- [WHAT IS ASKED]
How many lines of the data hold the word "left"? State the number and nothing else.

- [THE DATA]

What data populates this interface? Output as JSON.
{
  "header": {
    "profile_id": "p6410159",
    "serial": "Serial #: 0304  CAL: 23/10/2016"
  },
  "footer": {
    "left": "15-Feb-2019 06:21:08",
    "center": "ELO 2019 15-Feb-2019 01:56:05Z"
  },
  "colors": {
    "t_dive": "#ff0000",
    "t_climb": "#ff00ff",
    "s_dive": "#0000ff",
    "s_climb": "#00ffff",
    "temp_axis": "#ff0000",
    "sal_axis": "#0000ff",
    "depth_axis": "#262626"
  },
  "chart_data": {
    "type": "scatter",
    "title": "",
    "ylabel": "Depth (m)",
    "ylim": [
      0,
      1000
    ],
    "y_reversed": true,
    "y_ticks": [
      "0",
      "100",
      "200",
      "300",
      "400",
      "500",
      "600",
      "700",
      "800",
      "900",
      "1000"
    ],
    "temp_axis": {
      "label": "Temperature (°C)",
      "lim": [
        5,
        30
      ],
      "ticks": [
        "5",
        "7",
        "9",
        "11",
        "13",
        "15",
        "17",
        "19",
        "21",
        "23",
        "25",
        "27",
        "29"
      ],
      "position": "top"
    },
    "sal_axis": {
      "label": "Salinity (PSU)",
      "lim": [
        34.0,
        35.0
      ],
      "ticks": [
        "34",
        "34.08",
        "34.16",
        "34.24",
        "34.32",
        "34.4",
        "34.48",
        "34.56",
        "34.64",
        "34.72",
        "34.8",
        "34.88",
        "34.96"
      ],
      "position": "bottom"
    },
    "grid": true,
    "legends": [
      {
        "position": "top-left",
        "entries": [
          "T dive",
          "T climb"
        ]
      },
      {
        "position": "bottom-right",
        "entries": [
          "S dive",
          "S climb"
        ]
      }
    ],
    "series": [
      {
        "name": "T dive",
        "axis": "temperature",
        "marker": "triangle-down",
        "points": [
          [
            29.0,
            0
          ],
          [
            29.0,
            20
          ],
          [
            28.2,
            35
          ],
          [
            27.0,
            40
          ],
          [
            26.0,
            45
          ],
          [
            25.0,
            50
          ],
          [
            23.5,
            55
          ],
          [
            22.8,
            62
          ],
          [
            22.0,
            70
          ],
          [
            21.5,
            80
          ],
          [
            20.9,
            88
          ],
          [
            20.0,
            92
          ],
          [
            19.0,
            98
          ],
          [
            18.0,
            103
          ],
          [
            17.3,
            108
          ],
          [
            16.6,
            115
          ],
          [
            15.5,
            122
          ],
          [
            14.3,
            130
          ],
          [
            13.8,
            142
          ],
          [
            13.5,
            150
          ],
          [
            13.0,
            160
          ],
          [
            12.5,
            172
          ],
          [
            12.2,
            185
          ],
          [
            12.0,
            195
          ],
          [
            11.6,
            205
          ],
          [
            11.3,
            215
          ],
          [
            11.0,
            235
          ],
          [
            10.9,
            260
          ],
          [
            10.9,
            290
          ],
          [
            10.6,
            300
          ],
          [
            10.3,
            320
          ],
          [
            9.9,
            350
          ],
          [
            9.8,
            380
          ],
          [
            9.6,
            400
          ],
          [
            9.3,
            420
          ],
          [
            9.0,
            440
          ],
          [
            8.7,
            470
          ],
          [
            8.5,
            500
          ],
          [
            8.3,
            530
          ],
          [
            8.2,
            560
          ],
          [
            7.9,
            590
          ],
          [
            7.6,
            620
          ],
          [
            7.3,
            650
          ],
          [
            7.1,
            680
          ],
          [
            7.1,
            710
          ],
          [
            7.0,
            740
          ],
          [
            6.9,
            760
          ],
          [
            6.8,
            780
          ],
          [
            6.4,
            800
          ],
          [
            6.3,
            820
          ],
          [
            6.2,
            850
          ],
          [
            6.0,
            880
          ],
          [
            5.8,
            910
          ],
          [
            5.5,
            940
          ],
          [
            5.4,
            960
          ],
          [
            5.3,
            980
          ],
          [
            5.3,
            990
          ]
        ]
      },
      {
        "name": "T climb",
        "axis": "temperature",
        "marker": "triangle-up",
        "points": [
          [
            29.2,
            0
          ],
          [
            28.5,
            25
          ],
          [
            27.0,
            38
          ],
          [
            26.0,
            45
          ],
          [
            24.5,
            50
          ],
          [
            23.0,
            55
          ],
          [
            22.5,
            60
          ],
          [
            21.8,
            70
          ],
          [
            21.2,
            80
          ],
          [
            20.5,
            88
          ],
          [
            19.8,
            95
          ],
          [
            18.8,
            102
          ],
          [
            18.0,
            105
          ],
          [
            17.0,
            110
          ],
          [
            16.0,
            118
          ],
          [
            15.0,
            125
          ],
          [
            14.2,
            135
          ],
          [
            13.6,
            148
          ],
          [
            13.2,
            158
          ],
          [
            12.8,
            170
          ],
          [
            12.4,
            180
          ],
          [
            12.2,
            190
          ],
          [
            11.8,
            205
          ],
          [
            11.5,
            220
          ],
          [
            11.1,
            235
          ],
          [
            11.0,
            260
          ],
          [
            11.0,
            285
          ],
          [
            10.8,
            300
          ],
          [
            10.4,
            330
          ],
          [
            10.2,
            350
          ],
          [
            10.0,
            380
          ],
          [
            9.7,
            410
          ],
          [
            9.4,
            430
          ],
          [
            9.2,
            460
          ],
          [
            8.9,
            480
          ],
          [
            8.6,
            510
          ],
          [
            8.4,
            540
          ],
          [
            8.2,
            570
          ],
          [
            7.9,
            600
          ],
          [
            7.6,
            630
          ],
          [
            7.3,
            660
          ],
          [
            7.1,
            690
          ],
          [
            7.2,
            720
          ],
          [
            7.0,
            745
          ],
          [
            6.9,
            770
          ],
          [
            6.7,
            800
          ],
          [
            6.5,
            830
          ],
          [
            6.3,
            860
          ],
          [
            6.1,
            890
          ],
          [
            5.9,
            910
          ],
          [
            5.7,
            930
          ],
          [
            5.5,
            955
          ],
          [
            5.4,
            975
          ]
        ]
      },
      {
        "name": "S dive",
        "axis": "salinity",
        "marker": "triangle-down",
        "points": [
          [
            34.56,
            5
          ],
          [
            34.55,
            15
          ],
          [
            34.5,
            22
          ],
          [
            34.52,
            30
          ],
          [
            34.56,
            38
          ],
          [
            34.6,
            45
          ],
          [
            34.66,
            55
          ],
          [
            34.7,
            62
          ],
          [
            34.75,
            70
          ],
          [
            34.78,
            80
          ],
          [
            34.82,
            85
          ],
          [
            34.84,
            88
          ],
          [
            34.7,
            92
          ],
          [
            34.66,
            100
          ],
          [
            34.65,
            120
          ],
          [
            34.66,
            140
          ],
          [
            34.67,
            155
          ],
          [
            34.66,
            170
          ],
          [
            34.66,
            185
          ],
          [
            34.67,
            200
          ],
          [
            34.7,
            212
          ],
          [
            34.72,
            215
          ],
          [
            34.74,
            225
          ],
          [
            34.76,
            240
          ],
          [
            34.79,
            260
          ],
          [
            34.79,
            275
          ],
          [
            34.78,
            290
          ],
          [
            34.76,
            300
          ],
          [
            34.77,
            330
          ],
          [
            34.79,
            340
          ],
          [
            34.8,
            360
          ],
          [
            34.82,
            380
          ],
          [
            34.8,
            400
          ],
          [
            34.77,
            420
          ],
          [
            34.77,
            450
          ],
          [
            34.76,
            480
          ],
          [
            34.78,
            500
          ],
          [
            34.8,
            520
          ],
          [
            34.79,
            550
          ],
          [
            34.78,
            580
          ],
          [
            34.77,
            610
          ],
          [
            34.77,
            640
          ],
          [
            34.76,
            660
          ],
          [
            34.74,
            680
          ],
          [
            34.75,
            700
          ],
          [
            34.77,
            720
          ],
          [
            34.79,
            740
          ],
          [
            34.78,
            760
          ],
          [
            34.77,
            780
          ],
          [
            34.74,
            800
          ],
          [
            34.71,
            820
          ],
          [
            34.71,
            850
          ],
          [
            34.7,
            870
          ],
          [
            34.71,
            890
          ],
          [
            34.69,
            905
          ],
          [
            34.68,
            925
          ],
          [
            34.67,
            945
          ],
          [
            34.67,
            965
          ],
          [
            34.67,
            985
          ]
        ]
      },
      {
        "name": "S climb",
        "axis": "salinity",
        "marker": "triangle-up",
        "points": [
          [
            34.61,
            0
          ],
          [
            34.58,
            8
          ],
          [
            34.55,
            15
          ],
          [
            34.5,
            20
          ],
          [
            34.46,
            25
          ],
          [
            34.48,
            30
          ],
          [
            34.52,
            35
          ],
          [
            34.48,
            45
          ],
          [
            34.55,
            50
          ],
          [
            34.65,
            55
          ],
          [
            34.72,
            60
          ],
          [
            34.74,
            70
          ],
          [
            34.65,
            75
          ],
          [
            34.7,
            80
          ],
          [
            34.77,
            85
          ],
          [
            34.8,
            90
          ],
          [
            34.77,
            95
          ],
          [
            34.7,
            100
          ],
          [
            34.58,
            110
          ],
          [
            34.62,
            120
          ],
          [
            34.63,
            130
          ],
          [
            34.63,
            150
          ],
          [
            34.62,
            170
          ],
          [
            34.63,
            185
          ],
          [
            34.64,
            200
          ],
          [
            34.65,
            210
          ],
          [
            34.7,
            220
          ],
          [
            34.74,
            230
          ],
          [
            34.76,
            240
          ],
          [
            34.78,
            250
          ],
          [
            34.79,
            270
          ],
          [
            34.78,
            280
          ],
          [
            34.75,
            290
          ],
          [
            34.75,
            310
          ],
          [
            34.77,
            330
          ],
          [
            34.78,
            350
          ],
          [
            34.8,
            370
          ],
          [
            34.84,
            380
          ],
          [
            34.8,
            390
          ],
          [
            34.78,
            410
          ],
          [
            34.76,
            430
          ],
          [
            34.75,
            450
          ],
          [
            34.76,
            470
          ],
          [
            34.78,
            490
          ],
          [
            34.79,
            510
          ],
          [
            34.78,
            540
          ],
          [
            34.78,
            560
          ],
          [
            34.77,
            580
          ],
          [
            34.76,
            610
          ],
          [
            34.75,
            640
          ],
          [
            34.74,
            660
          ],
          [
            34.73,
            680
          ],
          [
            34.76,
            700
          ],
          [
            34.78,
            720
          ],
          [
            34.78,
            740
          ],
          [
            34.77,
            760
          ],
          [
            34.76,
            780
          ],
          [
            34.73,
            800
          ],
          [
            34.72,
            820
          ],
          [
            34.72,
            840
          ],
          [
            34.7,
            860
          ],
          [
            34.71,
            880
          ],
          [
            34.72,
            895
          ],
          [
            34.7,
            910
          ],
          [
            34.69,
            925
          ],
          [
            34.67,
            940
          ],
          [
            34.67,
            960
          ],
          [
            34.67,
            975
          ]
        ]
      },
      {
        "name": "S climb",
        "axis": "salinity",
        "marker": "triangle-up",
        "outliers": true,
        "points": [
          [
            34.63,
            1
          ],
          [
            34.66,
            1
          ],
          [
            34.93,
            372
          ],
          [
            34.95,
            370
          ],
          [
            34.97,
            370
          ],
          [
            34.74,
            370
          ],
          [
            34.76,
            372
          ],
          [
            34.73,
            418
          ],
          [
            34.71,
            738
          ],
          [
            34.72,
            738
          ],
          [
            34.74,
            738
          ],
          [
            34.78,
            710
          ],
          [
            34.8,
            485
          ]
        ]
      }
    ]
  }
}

- [EXERCISE OUTPUT]
2